**Document extract:**
Wall Street could see sharp swings in trading after the November 3 US presidential election.
But there are safeguards in place to keep the stock market or equity futures from sliding out of control.
Here is a guide to what exchanges do to halt trading if shares fall sharply.

Futures markets safeguards
Price limits and circuit breakers are safeguards meant to stop a market from moving too far or too fast over a specific period of time, according to the CME Group, the world’s biggest futures market operator.
In 2016, markets were betting on a win by Democrat Hillary Clinton and stock futures reacted violently when it became clear late on election night that Republican challenger Donald Trump would become president.
S&P 500 futures, which trade on CME’s Chicago Mercantile Exchange, plunged as investors scrambled to adjust positions.
But once down 5%, the contract hit a price limit, meaning it could not trade lower, only sideways or up.
Price limits vary depending on the futures contract, but represent the maximum price range permitted for the contract to trade during each trading session.
CME’s equity index futures price limits during the overnight session are now set at 7%, from 5% previously, either up or down.
Circuit breakers are a kind of price limit, but are more dynamic.
For US equities futures, if a contract moves more than 3.5% up or down within a 60-minute period during the overnight session, trading is paused for two minutes to give market participants a chance to cancel, modify or place new orders, before reopening.
Once reopened, the rolling one-hour time frame resets and the next level of circuit breaker comes into effect, and so on, until the hard 7% price limit is reached.

Stock market safeguards
The US Securities and Exchange Commission mandated the creation of market-wide circuit breakers to prevent a repeat of the October 19, 1987, market crash, when the Dow plunged 22.6%.
Current guidelines mandate a 15-minute market-wide pause in all US stocks if the S&P 500 index falls more than 7% before 3.25pm New York time.
Another circuit breaker kicks in if the index’s decline hits 13% before 3.25pm, and trading is suspended for the session if the drop reaches 20%.
Circuit breakers were triggered during the opening hour on March 9, 12 and 16 this year after the S&P 500 dropped 7% from its previous closing levels, and tripped later in the day on March 18, as coronavirus-driven volatility peaked.
What if an exchange goes down?
On July 8, 2015, a technical glitch forced Intercontinental Exchange Inc’s New York Stock Exchange to suspend trading for several hours.
But trading continued as normal on the other 10 US stock exchanges.
There are now 16 stock exchanges, as well as around 30 private stock trading venues run by broker dealers, where trading can take place.

**Dataset entries:**

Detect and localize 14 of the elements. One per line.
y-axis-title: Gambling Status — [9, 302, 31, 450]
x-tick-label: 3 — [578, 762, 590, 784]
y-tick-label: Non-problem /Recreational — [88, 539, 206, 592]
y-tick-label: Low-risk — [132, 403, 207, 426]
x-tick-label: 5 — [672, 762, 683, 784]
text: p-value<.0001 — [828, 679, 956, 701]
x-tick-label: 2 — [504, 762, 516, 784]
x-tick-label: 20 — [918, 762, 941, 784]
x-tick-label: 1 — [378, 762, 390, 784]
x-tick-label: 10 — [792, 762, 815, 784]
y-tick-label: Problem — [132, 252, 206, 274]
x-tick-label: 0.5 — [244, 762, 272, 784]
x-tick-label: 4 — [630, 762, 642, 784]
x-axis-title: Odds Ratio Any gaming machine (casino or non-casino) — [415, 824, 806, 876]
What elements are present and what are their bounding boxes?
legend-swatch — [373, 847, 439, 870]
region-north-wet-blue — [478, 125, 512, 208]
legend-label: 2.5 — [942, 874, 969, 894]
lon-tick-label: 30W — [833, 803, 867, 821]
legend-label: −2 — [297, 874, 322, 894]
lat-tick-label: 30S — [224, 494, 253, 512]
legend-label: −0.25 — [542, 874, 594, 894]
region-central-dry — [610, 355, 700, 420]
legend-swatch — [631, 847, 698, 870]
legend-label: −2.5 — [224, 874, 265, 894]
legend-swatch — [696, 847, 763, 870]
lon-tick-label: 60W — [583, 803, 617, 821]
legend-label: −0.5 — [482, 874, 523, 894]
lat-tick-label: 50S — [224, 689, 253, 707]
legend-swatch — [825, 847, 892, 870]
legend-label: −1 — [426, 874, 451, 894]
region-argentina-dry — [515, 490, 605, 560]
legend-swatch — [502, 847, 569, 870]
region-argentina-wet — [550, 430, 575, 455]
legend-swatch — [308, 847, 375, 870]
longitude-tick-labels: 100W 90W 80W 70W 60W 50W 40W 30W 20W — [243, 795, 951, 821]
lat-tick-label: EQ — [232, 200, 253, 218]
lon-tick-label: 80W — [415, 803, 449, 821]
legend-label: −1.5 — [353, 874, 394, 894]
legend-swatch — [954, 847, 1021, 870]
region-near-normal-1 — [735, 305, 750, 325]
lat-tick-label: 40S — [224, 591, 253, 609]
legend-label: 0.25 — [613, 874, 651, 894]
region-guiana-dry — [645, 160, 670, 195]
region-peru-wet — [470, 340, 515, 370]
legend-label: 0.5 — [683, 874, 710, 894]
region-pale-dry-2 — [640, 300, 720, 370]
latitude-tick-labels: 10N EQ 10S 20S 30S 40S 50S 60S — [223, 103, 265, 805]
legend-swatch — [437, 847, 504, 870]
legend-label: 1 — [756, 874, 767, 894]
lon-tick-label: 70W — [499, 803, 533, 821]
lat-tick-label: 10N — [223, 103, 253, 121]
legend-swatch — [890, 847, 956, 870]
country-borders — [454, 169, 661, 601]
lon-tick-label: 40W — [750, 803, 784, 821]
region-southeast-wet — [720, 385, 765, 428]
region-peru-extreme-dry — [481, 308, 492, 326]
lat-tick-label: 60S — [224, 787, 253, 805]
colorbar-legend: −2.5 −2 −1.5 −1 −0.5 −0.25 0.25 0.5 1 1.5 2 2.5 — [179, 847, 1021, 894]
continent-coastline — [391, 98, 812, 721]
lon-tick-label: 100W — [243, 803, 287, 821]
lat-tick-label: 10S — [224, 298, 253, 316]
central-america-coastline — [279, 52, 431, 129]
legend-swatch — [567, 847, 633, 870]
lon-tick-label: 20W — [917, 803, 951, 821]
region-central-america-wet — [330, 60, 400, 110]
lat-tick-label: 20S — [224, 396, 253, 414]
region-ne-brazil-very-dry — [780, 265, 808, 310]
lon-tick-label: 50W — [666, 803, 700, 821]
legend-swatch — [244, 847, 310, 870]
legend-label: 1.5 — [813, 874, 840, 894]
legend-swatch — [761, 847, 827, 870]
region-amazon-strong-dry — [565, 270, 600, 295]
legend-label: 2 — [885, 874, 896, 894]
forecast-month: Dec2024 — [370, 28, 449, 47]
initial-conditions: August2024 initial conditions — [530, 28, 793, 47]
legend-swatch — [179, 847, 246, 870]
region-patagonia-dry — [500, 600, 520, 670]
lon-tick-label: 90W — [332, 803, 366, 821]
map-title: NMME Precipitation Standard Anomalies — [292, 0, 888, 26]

**Try it:** Rewrite the part of the guide to market safeguards above that begins with the words "But once down" and ends after "up or down.", changing "contract" to "agreement".

**Written reply:**
But once down 5%, the agreement hit a price limit, meaning it could not trade lower, only sideways or up.
Price limits vary depending on the futures agreement, but represent the maximum price range permitted for the agreement to trade during each trading session.
CME’s equity index futures price limits during the overnight session are now set at 7%, from 5% previously, either up or down.